### [Problem statement]
Which lines hold the word "stool"? Copy each one.

————————

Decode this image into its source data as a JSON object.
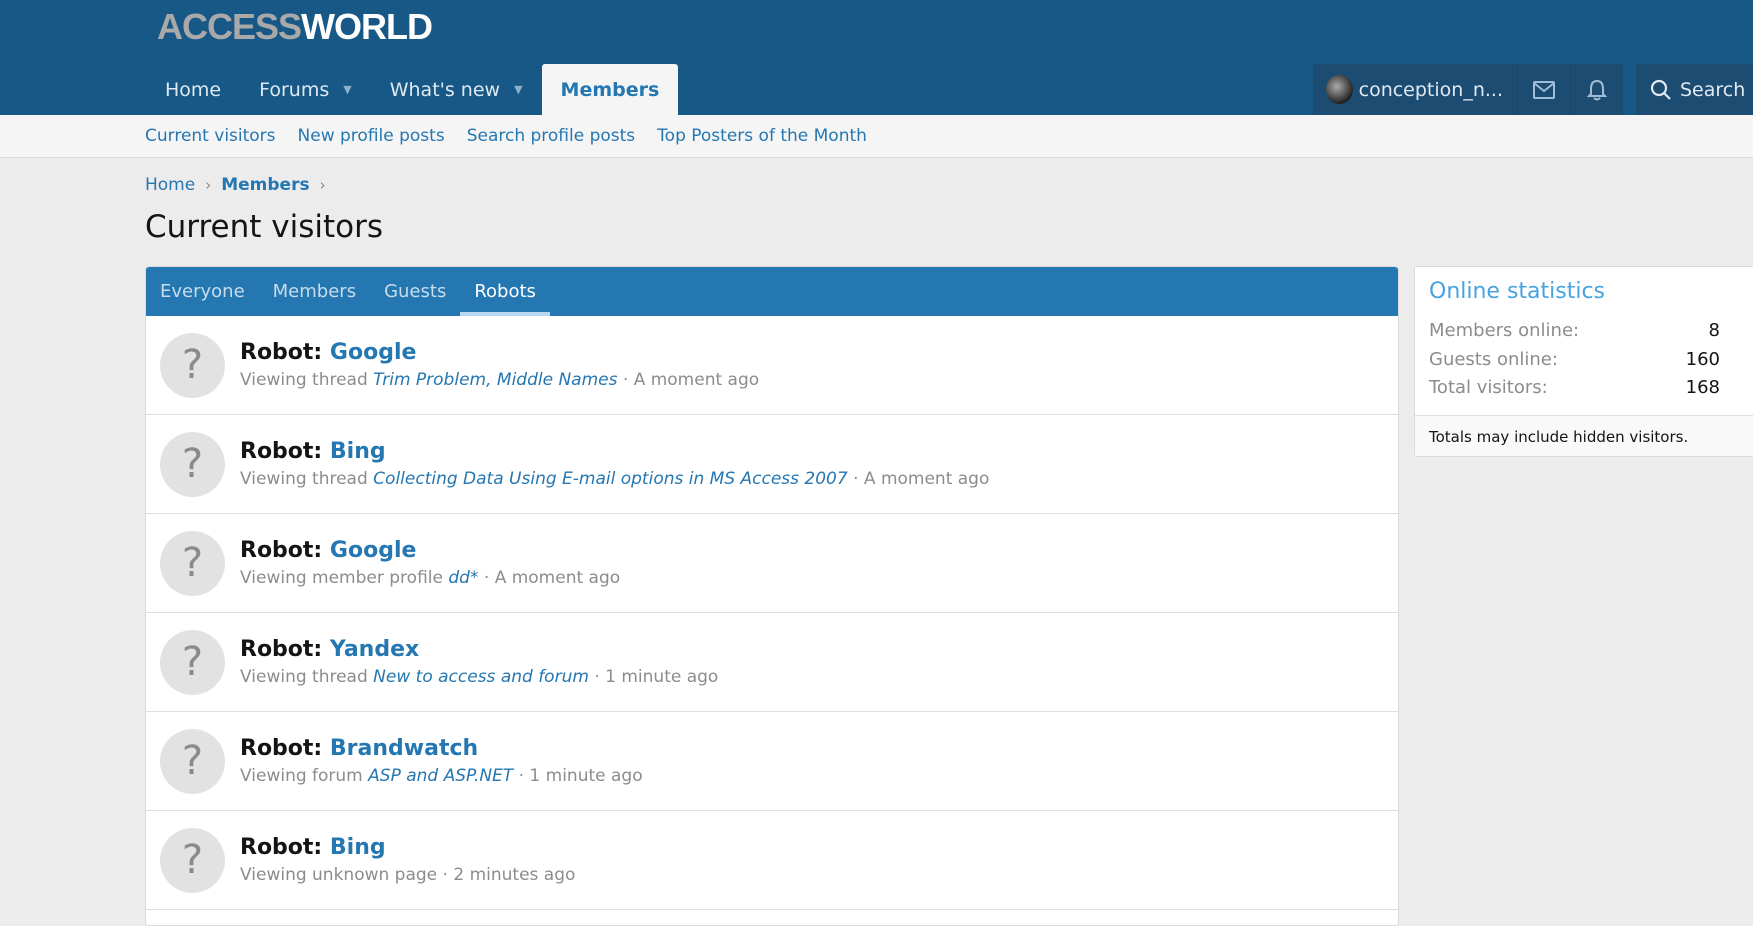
{
  "logo": {
    "part1": "ACCESS",
    "part2": "WORLD"
  },
  "nav": {
    "items": [
      {
        "label": "Home"
      },
      {
        "label": "Forums"
      },
      {
        "label": "What's new"
      },
      {
        "label": "Members"
      }
    ],
    "user": "conception_n...",
    "search": "Search"
  },
  "subnav": [
    "Current visitors",
    "New profile posts",
    "Search profile posts",
    "Top Posters of the Month"
  ],
  "breadcrumb": [
    "Home",
    "Members"
  ],
  "page_title": "Current visitors",
  "tabs": [
    "Everyone",
    "Members",
    "Guests",
    "Robots"
  ],
  "rows": [
    {
      "label": "Robot:",
      "bot": "Google",
      "action": "Viewing thread",
      "target": "Trim Problem, Middle Names",
      "time": "A moment ago"
    },
    {
      "label": "Robot:",
      "bot": "Bing",
      "action": "Viewing thread",
      "target": "Collecting Data Using E-mail options in MS Access 2007",
      "time": "A moment ago"
    },
    {
      "label": "Robot:",
      "bot": "Google",
      "action": "Viewing member profile",
      "target": "dd*",
      "time": "A moment ago"
    },
    {
      "label": "Robot:",
      "bot": "Yandex",
      "action": "Viewing thread",
      "target": "New to access and forum",
      "time": "1 minute ago"
    },
    {
      "label": "Robot:",
      "bot": "Brandwatch",
      "action": "Viewing forum",
      "target": "ASP and ASP.NET",
      "time": "1 minute ago"
    },
    {
      "label": "Robot:",
      "bot": "Bing",
      "action": "Viewing unknown page",
      "target": "",
      "time": "2 minutes ago"
    }
  ],
  "sidebar": {
    "title": "Online statistics",
    "stats": [
      {
        "k": "Members online:",
        "v": "8"
      },
      {
        "k": "Guests online:",
        "v": "160"
      },
      {
        "k": "Total visitors:",
        "v": "168"
      }
    ],
    "note": "Totals may include hidden visitors."
  }
}
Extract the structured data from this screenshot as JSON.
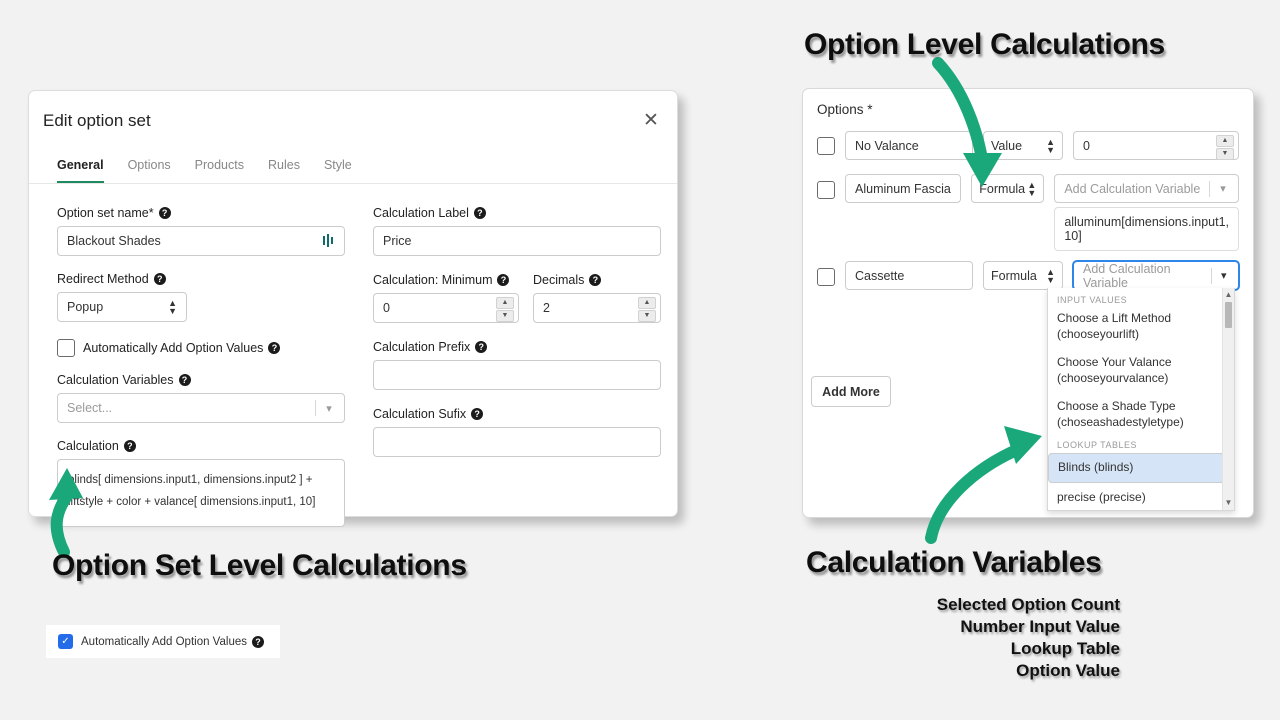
{
  "dialog": {
    "title": "Edit option set",
    "close_icon": "close-icon",
    "tabs": [
      {
        "label": "General",
        "active": true
      },
      {
        "label": "Options",
        "active": false
      },
      {
        "label": "Products",
        "active": false
      },
      {
        "label": "Rules",
        "active": false
      },
      {
        "label": "Style",
        "active": false
      }
    ],
    "left_column": {
      "option_set_name_label": "Option set name*",
      "option_set_name_value": "Blackout Shades",
      "redirect_method_label": "Redirect Method",
      "redirect_method_value": "Popup",
      "auto_add_label": "Automatically Add Option Values",
      "calc_vars_label": "Calculation Variables",
      "calc_vars_placeholder": "Select...",
      "calculation_label": "Calculation",
      "calculation_line1": "blinds[ dimensions.input1, dimensions.input2 ]  +",
      "calculation_line2": "liftstyle + color +  valance[  dimensions.input1, 10]"
    },
    "right_column": {
      "calc_label_label": "Calculation Label",
      "calc_label_value": "Price",
      "calc_min_label": "Calculation: Minimum",
      "calc_min_value": "0",
      "decimals_label": "Decimals",
      "decimals_value": "2",
      "calc_prefix_label": "Calculation Prefix",
      "calc_prefix_value": "",
      "calc_suffix_label": "Calculation Sufix",
      "calc_suffix_value": ""
    }
  },
  "options_panel": {
    "title": "Options *",
    "add_more_label": "Add More",
    "rows": [
      {
        "name": "No Valance",
        "type": "Value",
        "value": "0",
        "value_kind": "number"
      },
      {
        "name": "Aluminum Fascia",
        "type": "Formula",
        "value_placeholder": "Add Calculation Variable",
        "value_kind": "formula",
        "formula": "alluminum[dimensions.input1, 10]"
      },
      {
        "name": "Cassette",
        "type": "Formula",
        "value_placeholder": "Add Calculation Variable",
        "value_kind": "formula-open"
      }
    ]
  },
  "dropdown": {
    "groups": [
      {
        "heading": "INPUT VALUES",
        "items": [
          {
            "label": "Choose a Lift Method (chooseyourlift)",
            "selected": false
          },
          {
            "label": "Choose Your Valance (chooseyourvalance)",
            "selected": false
          },
          {
            "label": "Choose a Shade Type (choseashadestyletype)",
            "selected": false
          }
        ]
      },
      {
        "heading": "LOOKUP TABLES",
        "items": [
          {
            "label": "Blinds (blinds)",
            "selected": true
          },
          {
            "label": "precise (precise)",
            "selected": false
          }
        ]
      }
    ]
  },
  "annotations": {
    "option_level": "Option Level Calculations",
    "option_set_level": "Option Set Level Calculations",
    "calculation_variables": "Calculation Variables",
    "variable_kinds": [
      "Selected Option Count",
      "Number Input Value",
      "Lookup Table",
      "Option Value"
    ]
  },
  "floating_checkbox": {
    "label": "Automatically Add Option Values",
    "checked": true,
    "check_glyph": "✓"
  },
  "colors": {
    "accent_green": "#1aa87a",
    "tab_underline": "#1f8a5f",
    "focus_blue": "#2e86e8",
    "selected_row": "#d6e4f7",
    "checkbox_blue": "#246bea",
    "background": "#f2f2f2"
  }
}
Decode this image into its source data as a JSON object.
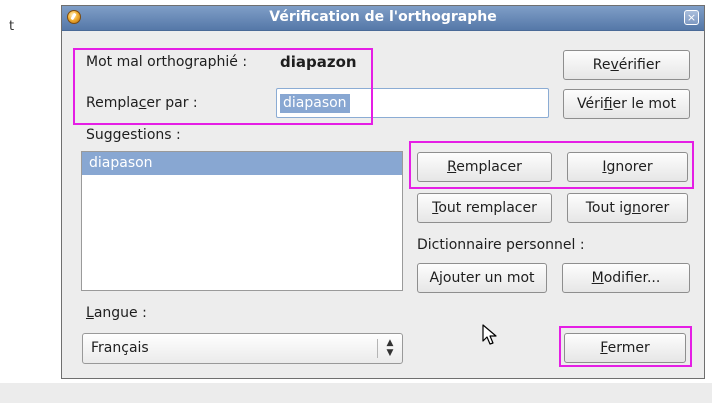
{
  "background": {
    "letter": "t"
  },
  "dialog": {
    "title": "Vérification de l'orthographe",
    "close_glyph": "×",
    "misspelled": {
      "label": "Mot mal orthographié :",
      "word": "diapazon"
    },
    "replace": {
      "label_pre": "Rempla",
      "label_u": "c",
      "label_post": "er par :",
      "value": "diapason"
    },
    "suggestions": {
      "label": "Suggestions :",
      "items": [
        "diapason"
      ]
    },
    "buttons": {
      "recheck": {
        "pre": "Re",
        "u": "v",
        "post": "érifier"
      },
      "check_word": {
        "pre": "Véri",
        "u": "f",
        "post": "ier le mot"
      },
      "replace": {
        "pre": "",
        "u": "R",
        "post": "emplacer"
      },
      "ignore": {
        "pre": "",
        "u": "I",
        "post": "gnorer"
      },
      "replace_all": {
        "pre": "",
        "u": "T",
        "post": "out remplacer"
      },
      "ignore_all": {
        "pre": "Tout ig",
        "u": "n",
        "post": "orer"
      },
      "add_word": {
        "pre": "A",
        "u": "j",
        "post": "outer un mot"
      },
      "modify": {
        "pre": "",
        "u": "M",
        "post": "odifier..."
      },
      "close": {
        "pre": "",
        "u": "F",
        "post": "ermer"
      }
    },
    "personal_dictionary": {
      "label": "Dictionnaire personnel :"
    },
    "language": {
      "label_u": "L",
      "label_post": "angue :",
      "value": "Français"
    }
  },
  "colors": {
    "highlight": "#e51ee5",
    "selection": "#88a7d2",
    "titlebar": "#6a8cbb"
  }
}
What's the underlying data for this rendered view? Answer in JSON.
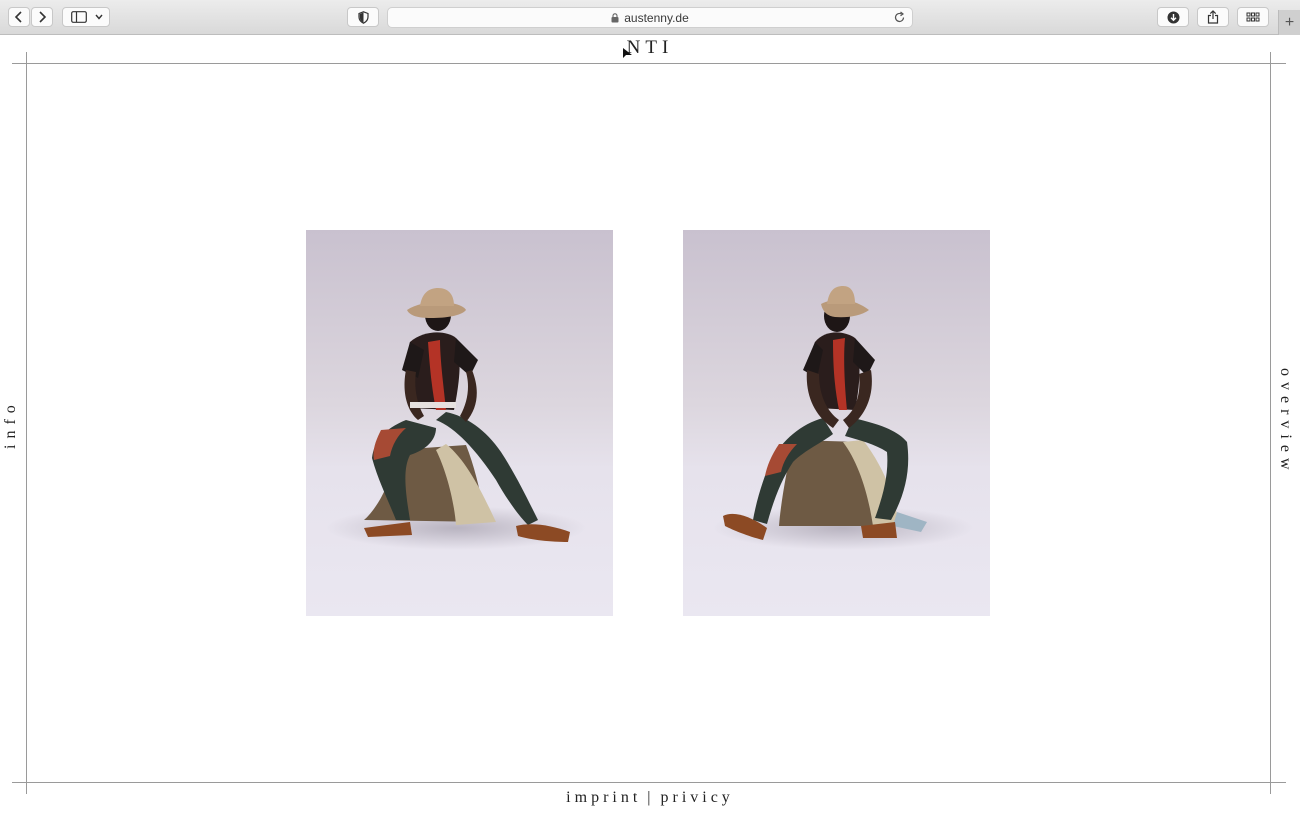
{
  "browser": {
    "url_domain": "austenny.de",
    "icons": {
      "back": "chevron-left-icon",
      "forward": "chevron-right-icon",
      "sidebar": "sidebar-icon",
      "shield": "privacy-shield-icon",
      "lock": "lock-icon",
      "reload": "reload-icon",
      "download": "download-icon",
      "share": "share-icon",
      "tabs": "tab-overview-icon",
      "new_tab": "plus-icon"
    },
    "new_tab_label": "+"
  },
  "site": {
    "brand": "NTI",
    "nav_left": "info",
    "nav_right": "overview",
    "footer": {
      "imprint": "imprint",
      "separator": "|",
      "privacy": "privicy"
    }
  },
  "gallery": {
    "images": [
      {
        "alt": "Model in cowboy hat seated on a draped stool, legs spread"
      },
      {
        "alt": "Model in cowboy hat seated on a draped stool, hands clasped"
      }
    ]
  },
  "colors": {
    "frame_line": "#9a9a9a",
    "text": "#222222",
    "photo_backdrop": "#dcd6de"
  }
}
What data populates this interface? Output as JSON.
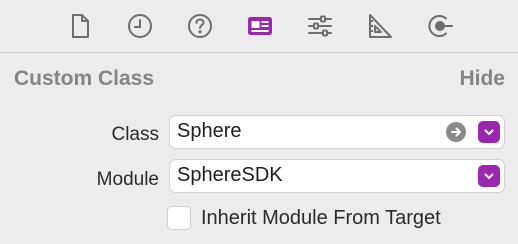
{
  "toolbar": {
    "icons": [
      "file-icon",
      "history-clock-icon",
      "help-question-icon",
      "identity-inspector-icon",
      "attributes-sliders-icon",
      "size-ruler-icon",
      "connections-icon"
    ],
    "active_icon": "identity-inspector-icon",
    "accent_color": "#9b27b0"
  },
  "section": {
    "title": "Custom Class",
    "hide_label": "Hide"
  },
  "fields": {
    "class_label": "Class",
    "class_value": "Sphere",
    "module_label": "Module",
    "module_value": "SphereSDK"
  },
  "inherit": {
    "label": "Inherit Module From Target",
    "checked": false
  }
}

————————

### [Complete response]
        "alt": "Model in cowboy hat seated on a draped stool, legs spread"
        "alt": "Model in cowboy hat seated on a draped stool, hands clasped"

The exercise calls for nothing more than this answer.